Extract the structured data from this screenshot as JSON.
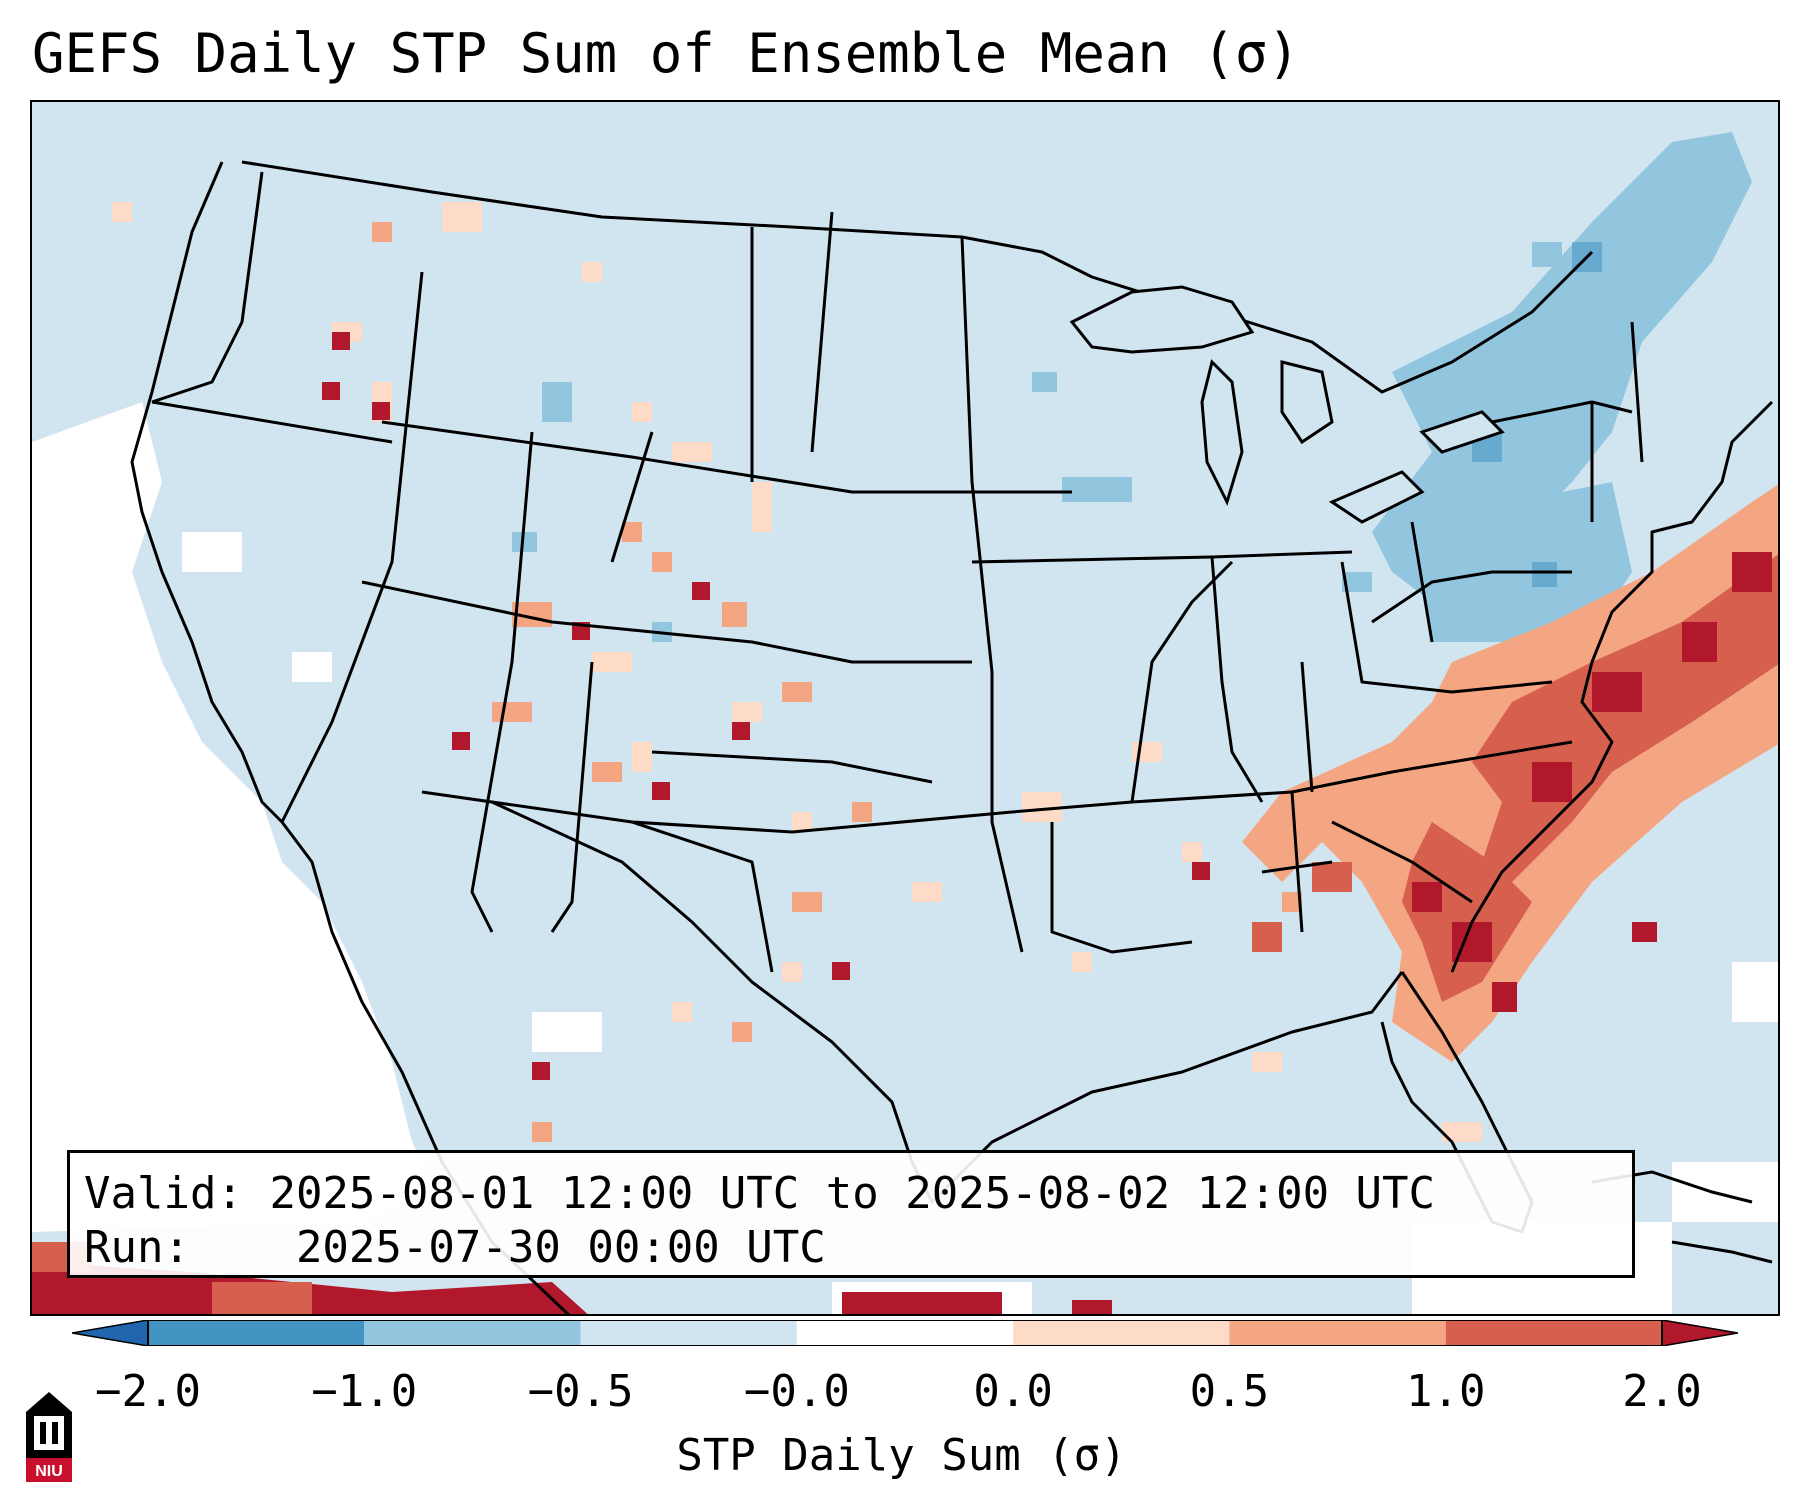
{
  "title": "GEFS Daily STP Sum of Ensemble Mean (σ)",
  "info": {
    "valid_label": "Valid:",
    "valid_value": "2025-08-01 12:00 UTC to 2025-08-02 12:00 UTC",
    "run_label": "Run:",
    "run_value": "2025-07-30 00:00 UTC"
  },
  "colorbar": {
    "label": "STP Daily Sum (σ)",
    "ticks": [
      "−2.0",
      "−1.0",
      "−0.5",
      "−0.0",
      "0.0",
      "0.5",
      "1.0",
      "2.0"
    ],
    "colors": [
      "#2166ac",
      "#4393c3",
      "#92c5de",
      "#d1e5f0",
      "#fddbc7",
      "#f4a582",
      "#d6604d",
      "#b2182b"
    ],
    "under_color": "#2166ac",
    "over_color": "#b2182b",
    "neutral_color": "#ffffff"
  },
  "logo": {
    "text": "NIU"
  },
  "map": {
    "background": "#d1e5f0",
    "region": "Contiguous United States"
  }
}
----
--- Task objective ---
Print the whole listing above once more, word for word, without its pictures.

--- Solution to this problem ---
Extract the structured data from this screenshot as JSON.
{
  "title": "GEFS Daily STP Sum of Ensemble Mean (σ)",
  "info": {
    "valid_label": "Valid:",
    "valid_value": "2025-08-01 12:00 UTC to 2025-08-02 12:00 UTC",
    "run_label": "Run:",
    "run_value": "2025-07-30 00:00 UTC"
  },
  "colorbar": {
    "label": "STP Daily Sum (σ)",
    "ticks": [
      "−2.0",
      "−1.0",
      "−0.5",
      "−0.0",
      "0.0",
      "0.5",
      "1.0",
      "2.0"
    ],
    "colors": [
      "#2166ac",
      "#4393c3",
      "#92c5de",
      "#d1e5f0",
      "#fddbc7",
      "#f4a582",
      "#d6604d",
      "#b2182b"
    ],
    "under_color": "#2166ac",
    "over_color": "#b2182b",
    "neutral_color": "#ffffff"
  },
  "logo": {
    "text": "NIU"
  },
  "map": {
    "background": "#d1e5f0",
    "region": "Contiguous United States"
  }
}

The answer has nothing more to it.